**Directions:**
Read the records and write them out again exactly.

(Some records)
# # #

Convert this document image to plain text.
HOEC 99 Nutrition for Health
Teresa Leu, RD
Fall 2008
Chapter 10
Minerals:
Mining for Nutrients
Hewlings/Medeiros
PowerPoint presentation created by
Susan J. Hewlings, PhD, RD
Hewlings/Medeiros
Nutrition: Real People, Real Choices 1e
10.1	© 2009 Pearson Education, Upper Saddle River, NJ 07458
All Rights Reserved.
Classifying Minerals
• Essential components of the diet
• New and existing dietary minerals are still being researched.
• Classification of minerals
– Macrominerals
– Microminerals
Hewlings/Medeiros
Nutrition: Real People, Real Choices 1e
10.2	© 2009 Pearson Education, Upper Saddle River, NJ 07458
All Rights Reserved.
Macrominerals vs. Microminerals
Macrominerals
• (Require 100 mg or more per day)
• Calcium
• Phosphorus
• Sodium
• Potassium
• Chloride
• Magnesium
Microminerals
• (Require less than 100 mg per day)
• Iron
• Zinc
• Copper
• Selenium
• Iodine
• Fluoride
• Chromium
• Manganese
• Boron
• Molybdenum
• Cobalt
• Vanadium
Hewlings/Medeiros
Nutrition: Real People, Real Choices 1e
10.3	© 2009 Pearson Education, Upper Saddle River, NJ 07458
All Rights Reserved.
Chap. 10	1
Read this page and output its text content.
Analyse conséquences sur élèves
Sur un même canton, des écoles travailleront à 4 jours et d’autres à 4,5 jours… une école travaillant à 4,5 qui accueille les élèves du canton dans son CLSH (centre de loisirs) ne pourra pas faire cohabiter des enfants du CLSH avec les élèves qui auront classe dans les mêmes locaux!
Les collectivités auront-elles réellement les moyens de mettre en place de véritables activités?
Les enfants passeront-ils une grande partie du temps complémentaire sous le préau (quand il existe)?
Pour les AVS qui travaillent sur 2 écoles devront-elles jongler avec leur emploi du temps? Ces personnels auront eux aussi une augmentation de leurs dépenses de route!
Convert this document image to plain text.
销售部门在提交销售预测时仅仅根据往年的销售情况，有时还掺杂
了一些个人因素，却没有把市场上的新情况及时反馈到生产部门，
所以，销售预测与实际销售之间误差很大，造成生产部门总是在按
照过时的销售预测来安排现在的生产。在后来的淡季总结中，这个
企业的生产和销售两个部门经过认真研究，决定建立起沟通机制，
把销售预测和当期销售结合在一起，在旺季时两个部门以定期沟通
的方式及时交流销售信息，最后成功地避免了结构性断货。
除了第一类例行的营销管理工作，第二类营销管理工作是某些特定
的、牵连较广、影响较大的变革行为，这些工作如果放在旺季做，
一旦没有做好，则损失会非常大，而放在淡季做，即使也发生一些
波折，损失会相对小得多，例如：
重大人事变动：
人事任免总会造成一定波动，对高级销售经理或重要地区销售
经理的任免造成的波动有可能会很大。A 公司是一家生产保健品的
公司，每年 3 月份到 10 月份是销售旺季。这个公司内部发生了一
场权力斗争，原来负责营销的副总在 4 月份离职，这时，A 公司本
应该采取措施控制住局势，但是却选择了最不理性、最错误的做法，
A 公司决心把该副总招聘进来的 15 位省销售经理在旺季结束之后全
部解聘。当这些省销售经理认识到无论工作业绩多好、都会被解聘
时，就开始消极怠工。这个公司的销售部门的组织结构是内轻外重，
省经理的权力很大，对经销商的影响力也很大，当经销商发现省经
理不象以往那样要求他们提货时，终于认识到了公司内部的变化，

# # #

**Solution to this exercise:**
Convert this document image to plain text.
HOEC 99 Nutrition for Health
Teresa Leu, RD
Fall 2008
Chapter 10
Minerals:
Mining for Nutrients
Hewlings/Medeiros
PowerPoint presentation created by
Susan J. Hewlings, PhD, RD
Hewlings/Medeiros
Nutrition: Real People, Real Choices 1e
10.1	© 2009 Pearson Education, Upper Saddle River, NJ 07458
All Rights Reserved.
Classifying Minerals
• Essential components of the diet
• New and existing dietary minerals are still being researched.
• Classification of minerals
– Macrominerals
– Microminerals
Hewlings/Medeiros
Nutrition: Real People, Real Choices 1e
10.2	© 2009 Pearson Education, Upper Saddle River, NJ 07458
All Rights Reserved.
Macrominerals vs. Microminerals
Macrominerals
• (Require 100 mg or more per day)
• Calcium
• Phosphorus
• Sodium
• Potassium
• Chloride
• Magnesium
Microminerals
• (Require less than 100 mg per day)
• Iron
• Zinc
• Copper
• Selenium
• Iodine
• Fluoride
• Chromium
• Manganese
• Boron
• Molybdenum
• Cobalt
• Vanadium
Hewlings/Medeiros
Nutrition: Real People, Real Choices 1e
10.3	© 2009 Pearson Education, Upper Saddle River, NJ 07458
All Rights Reserved.
Chap. 10	1
Read this page and output its text content.
Analyse conséquences sur élèves
Sur un même canton, des écoles travailleront à 4 jours et d’autres à 4,5 jours… une école travaillant à 4,5 qui accueille les élèves du canton dans son CLSH (centre de loisirs) ne pourra pas faire cohabiter des enfants du CLSH avec les élèves qui auront classe dans les mêmes locaux!
Les collectivités auront-elles réellement les moyens de mettre en place de véritables activités?
Les enfants passeront-ils une grande partie du temps complémentaire sous le préau (quand il existe)?
Pour les AVS qui travaillent sur 2 écoles devront-elles jongler avec leur emploi du temps? Ces personnels auront eux aussi une augmentation de leurs dépenses de route!
Convert this document image to plain text.
销售部门在提交销售预测时仅仅根据往年的销售情况，有时还掺杂
了一些个人因素，却没有把市场上的新情况及时反馈到生产部门，
所以，销售预测与实际销售之间误差很大，造成生产部门总是在按
照过时的销售预测来安排现在的生产。在后来的淡季总结中，这个
企业的生产和销售两个部门经过认真研究，决定建立起沟通机制，
把销售预测和当期销售结合在一起，在旺季时两个部门以定期沟通
的方式及时交流销售信息，最后成功地避免了结构性断货。
除了第一类例行的营销管理工作，第二类营销管理工作是某些特定
的、牵连较广、影响较大的变革行为，这些工作如果放在旺季做，
一旦没有做好，则损失会非常大，而放在淡季做，即使也发生一些
波折，损失会相对小得多，例如：
重大人事变动：
人事任免总会造成一定波动，对高级销售经理或重要地区销售
经理的任免造成的波动有可能会很大。A 公司是一家生产保健品的
公司，每年 3 月份到 10 月份是销售旺季。这个公司内部发生了一
场权力斗争，原来负责营销的副总在 4 月份离职，这时，A 公司本
应该采取措施控制住局势，但是却选择了最不理性、最错误的做法，
A 公司决心把该副总招聘进来的 15 位省销售经理在旺季结束之后全
部解聘。当这些省销售经理认识到无论工作业绩多好、都会被解聘
时，就开始消极怠工。这个公司的销售部门的组织结构是内轻外重，
省经理的权力很大，对经销商的影响力也很大，当经销商发现省经
理不象以往那样要求他们提货时，终于认识到了公司内部的变化，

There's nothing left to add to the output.